Start The input

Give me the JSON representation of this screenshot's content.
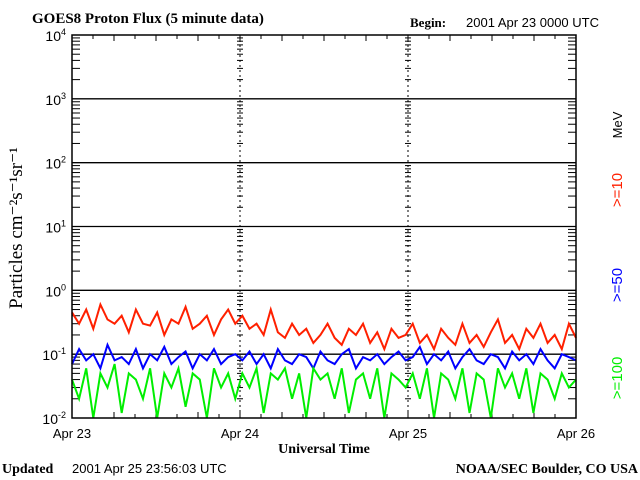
{
  "chart_data": {
    "type": "line",
    "title": "GOES8 Proton Flux (5 minute data)",
    "begin_label": "Begin:",
    "begin_value": "2001 Apr 23 0000 UTC",
    "xlabel": "Universal Time",
    "ylabel": "Particles cm⁻²s⁻¹sr⁻¹",
    "yscale": "log",
    "ylim": [
      0.01,
      10000
    ],
    "y_ticks": [
      {
        "base": "10",
        "exp": "4"
      },
      {
        "base": "10",
        "exp": "3"
      },
      {
        "base": "10",
        "exp": "2"
      },
      {
        "base": "10",
        "exp": "1"
      },
      {
        "base": "10",
        "exp": "0"
      },
      {
        "base": "10",
        "exp": "-1"
      },
      {
        "base": "10",
        "exp": "-2"
      }
    ],
    "x_ticks": [
      "Apr 23",
      "Apr 24",
      "Apr 25",
      "Apr 26"
    ],
    "x_unit": "hours since 2001 Apr 23 0000 UTC",
    "xlim": [
      0,
      72
    ],
    "grid": true,
    "legend_placement": "right",
    "legend_unit": "MeV",
    "series": [
      {
        "name": ">=10",
        "color": "#ff2000",
        "values": [
          0.45,
          0.3,
          0.5,
          0.25,
          0.6,
          0.35,
          0.3,
          0.4,
          0.22,
          0.5,
          0.3,
          0.28,
          0.45,
          0.2,
          0.35,
          0.3,
          0.55,
          0.25,
          0.3,
          0.4,
          0.2,
          0.35,
          0.5,
          0.3,
          0.4,
          0.25,
          0.3,
          0.2,
          0.5,
          0.22,
          0.18,
          0.3,
          0.2,
          0.25,
          0.15,
          0.2,
          0.3,
          0.18,
          0.14,
          0.25,
          0.2,
          0.3,
          0.15,
          0.22,
          0.12,
          0.25,
          0.18,
          0.2,
          0.3,
          0.15,
          0.2,
          0.12,
          0.25,
          0.18,
          0.14,
          0.3,
          0.15,
          0.2,
          0.13,
          0.22,
          0.35,
          0.15,
          0.2,
          0.12,
          0.25,
          0.18,
          0.3,
          0.15,
          0.2,
          0.12,
          0.3,
          0.18
        ]
      },
      {
        "name": ">=50",
        "color": "#0000ff",
        "values": [
          0.07,
          0.12,
          0.08,
          0.1,
          0.06,
          0.14,
          0.08,
          0.09,
          0.07,
          0.12,
          0.06,
          0.1,
          0.08,
          0.13,
          0.07,
          0.09,
          0.11,
          0.06,
          0.1,
          0.08,
          0.12,
          0.07,
          0.09,
          0.1,
          0.08,
          0.11,
          0.07,
          0.1,
          0.06,
          0.12,
          0.08,
          0.07,
          0.1,
          0.09,
          0.06,
          0.11,
          0.08,
          0.07,
          0.1,
          0.12,
          0.06,
          0.09,
          0.08,
          0.1,
          0.07,
          0.09,
          0.11,
          0.08,
          0.09,
          0.13,
          0.07,
          0.1,
          0.08,
          0.11,
          0.06,
          0.09,
          0.12,
          0.08,
          0.07,
          0.1,
          0.09,
          0.06,
          0.11,
          0.08,
          0.1,
          0.07,
          0.12,
          0.08,
          0.06,
          0.1,
          0.09,
          0.08
        ]
      },
      {
        "name": ">=100",
        "color": "#00ee00",
        "values": [
          0.04,
          0.02,
          0.06,
          0.01,
          0.05,
          0.03,
          0.07,
          0.012,
          0.05,
          0.04,
          0.02,
          0.06,
          0.01,
          0.05,
          0.03,
          0.06,
          0.015,
          0.05,
          0.04,
          0.01,
          0.06,
          0.03,
          0.05,
          0.02,
          0.05,
          0.03,
          0.06,
          0.012,
          0.05,
          0.04,
          0.06,
          0.02,
          0.05,
          0.01,
          0.06,
          0.04,
          0.05,
          0.02,
          0.06,
          0.012,
          0.04,
          0.05,
          0.02,
          0.06,
          0.01,
          0.05,
          0.04,
          0.03,
          0.05,
          0.02,
          0.06,
          0.01,
          0.05,
          0.04,
          0.02,
          0.06,
          0.012,
          0.05,
          0.04,
          0.01,
          0.06,
          0.03,
          0.05,
          0.02,
          0.06,
          0.012,
          0.05,
          0.04,
          0.02,
          0.05,
          0.03,
          0.04
        ]
      }
    ]
  },
  "footer": {
    "updated_label": "Updated",
    "updated_value": "2001 Apr 25 23:56:03 UTC",
    "credit": "NOAA/SEC Boulder, CO USA"
  }
}
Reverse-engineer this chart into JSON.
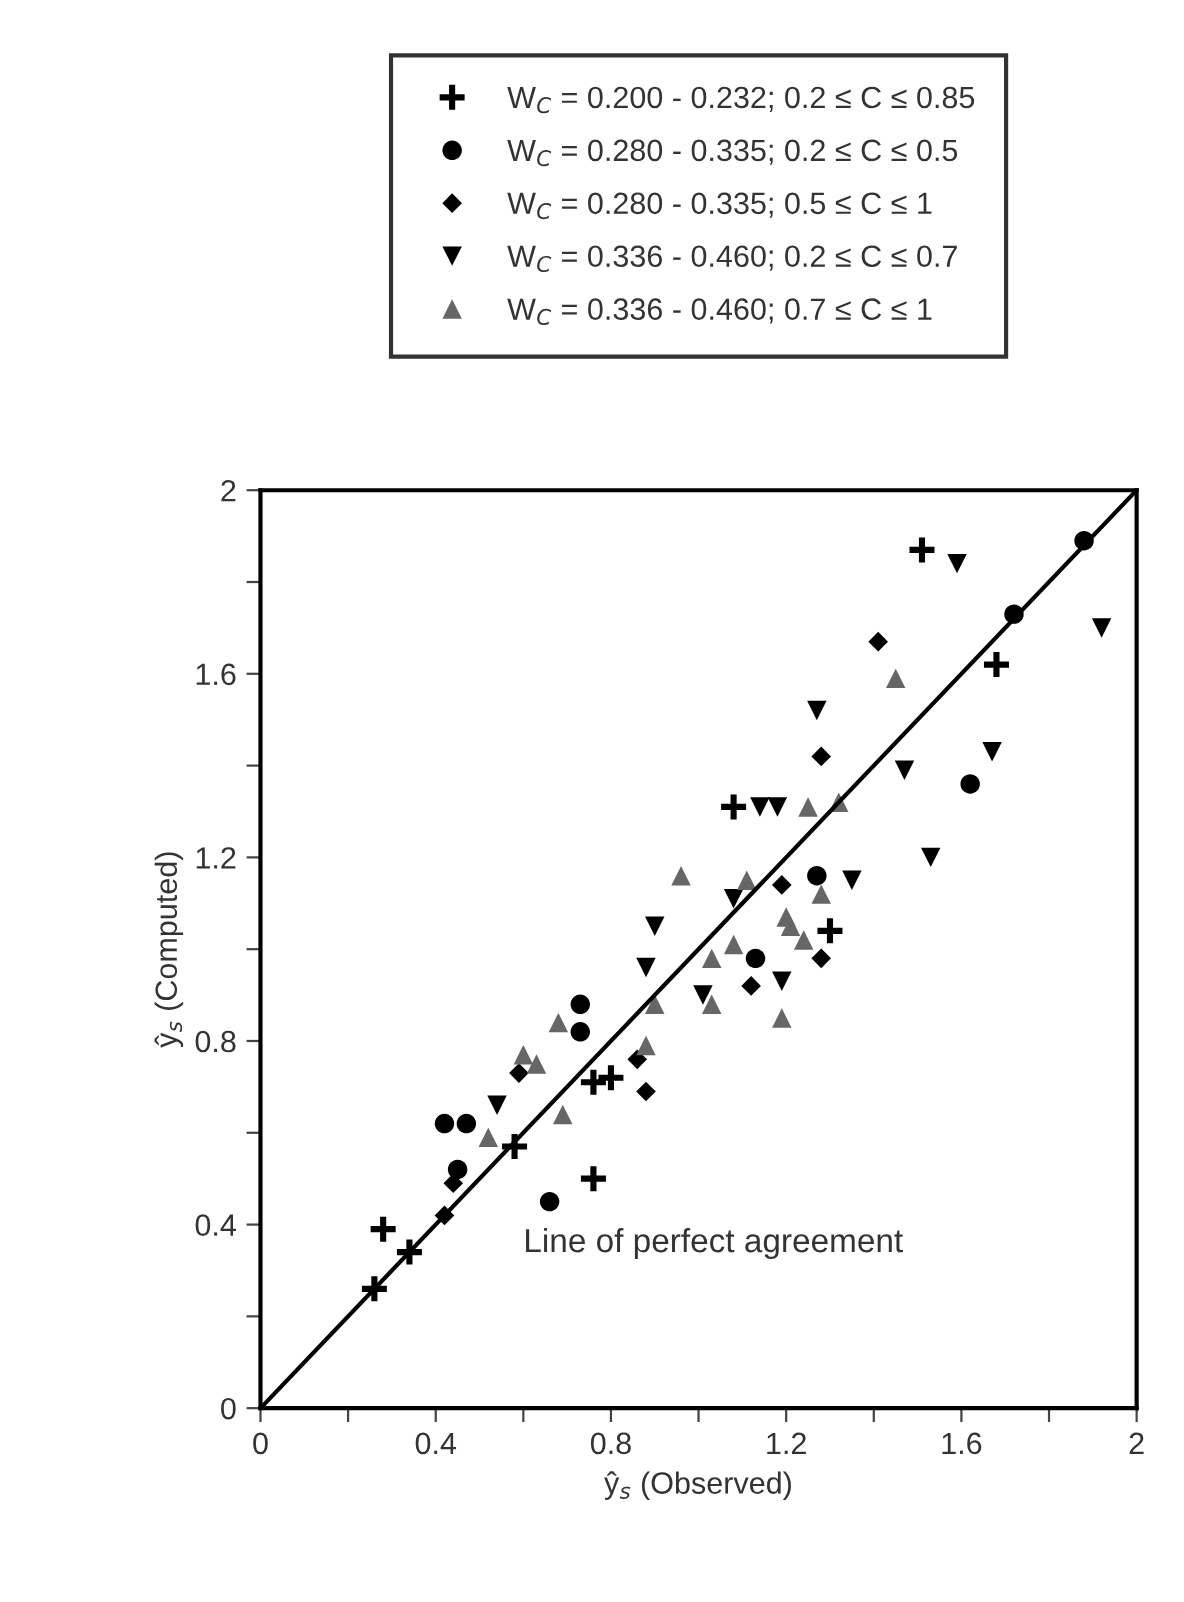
{
  "chart_data": {
    "type": "scatter",
    "xlabel": "ŷ$_{s}$ (Observed)",
    "ylabel": "ŷ$_{s}$ (Computed)",
    "xlim": [
      0,
      2
    ],
    "ylim": [
      0,
      2
    ],
    "xticks": [
      0,
      {
        "value": 0.2,
        "label": null
      },
      0.4,
      {
        "value": 0.6,
        "label": null
      },
      0.8,
      {
        "value": 1.0,
        "label": null
      },
      1.2,
      {
        "value": 1.4,
        "label": null
      },
      1.6,
      {
        "value": 1.8,
        "label": null
      },
      2
    ],
    "yticks": [
      0,
      {
        "value": 0.2,
        "label": null
      },
      0.4,
      {
        "value": 0.6,
        "label": null
      },
      0.8,
      {
        "value": 1.0,
        "label": null
      },
      1.2,
      {
        "value": 1.4,
        "label": null
      },
      1.6,
      {
        "value": 1.8,
        "label": null
      },
      2
    ],
    "grid": false,
    "legend": "top",
    "annotations": [
      "Line of perfect agreement"
    ],
    "series": [
      {
        "name": "W$_{C}$ = 0.200 - 0.232; 0.2 ≤ C ≤ 0.85",
        "color": "#000000",
        "marker": "cross",
        "x": [
          1.51,
          1.68,
          1.08,
          1.3,
          0.76,
          0.8,
          0.58,
          0.76,
          0.28,
          0.34,
          0.26
        ],
        "values": [
          1.87,
          1.62,
          1.31,
          1.04,
          0.71,
          0.72,
          0.57,
          0.5,
          0.39,
          0.34,
          0.26
        ]
      },
      {
        "name": "W$_{C}$ = 0.280 - 0.335; 0.2 ≤ C ≤ 0.5",
        "color": "#000000",
        "marker": "circle",
        "x": [
          1.88,
          1.72,
          1.62,
          1.27,
          1.13,
          0.73,
          0.73,
          0.42,
          0.47,
          0.45,
          0.66
        ],
        "values": [
          1.89,
          1.73,
          1.36,
          1.16,
          0.98,
          0.88,
          0.82,
          0.62,
          0.62,
          0.52,
          0.45
        ]
      },
      {
        "name": "W$_{C}$ = 0.280 - 0.335; 0.5 ≤ C ≤ 1",
        "color": "#000000",
        "marker": "diamond",
        "x": [
          1.41,
          1.28,
          1.19,
          1.12,
          1.28,
          0.86,
          0.88,
          0.59,
          0.44,
          0.42
        ],
        "values": [
          1.67,
          1.42,
          1.14,
          0.92,
          0.98,
          0.76,
          0.69,
          0.73,
          0.49,
          0.42
        ]
      },
      {
        "name": "W$_{C}$ = 0.336 - 0.460; 0.2 ≤ C ≤ 0.7",
        "color": "#000000",
        "marker": "triangle-down",
        "x": [
          1.59,
          1.92,
          1.27,
          1.67,
          1.47,
          1.14,
          1.18,
          1.53,
          1.35,
          1.08,
          0.9,
          0.88,
          1.19,
          1.01,
          0.54
        ],
        "values": [
          1.84,
          1.7,
          1.52,
          1.43,
          1.39,
          1.31,
          1.31,
          1.2,
          1.15,
          1.11,
          1.05,
          0.96,
          0.93,
          0.9,
          0.66
        ]
      },
      {
        "name": "W$_{C}$ = 0.336 - 0.460; 0.7 ≤ C ≤ 1",
        "color": "#666666",
        "marker": "triangle",
        "x": [
          1.45,
          1.25,
          1.32,
          0.96,
          1.11,
          1.28,
          1.2,
          1.08,
          1.03,
          1.21,
          1.24,
          1.03,
          1.19,
          0.68,
          0.88,
          0.9,
          0.6,
          0.63,
          0.52,
          0.69
        ],
        "values": [
          1.59,
          1.31,
          1.32,
          1.16,
          1.15,
          1.12,
          1.07,
          1.01,
          0.98,
          1.05,
          1.02,
          0.88,
          0.85,
          0.84,
          0.79,
          0.88,
          0.77,
          0.75,
          0.59,
          0.64
        ]
      },
      {
        "type": "line",
        "color": "#000000",
        "x": [
          0,
          2
        ],
        "values": [
          0,
          2
        ]
      }
    ]
  }
}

End The input

__Exercise task__:
From the records above, copy every line that holds the word "marker".

__Task answer__:
        "marker": "cross",
        "marker": "circle",
        "marker": "diamond",
        "marker": "triangle-down",
        "marker": "triangle",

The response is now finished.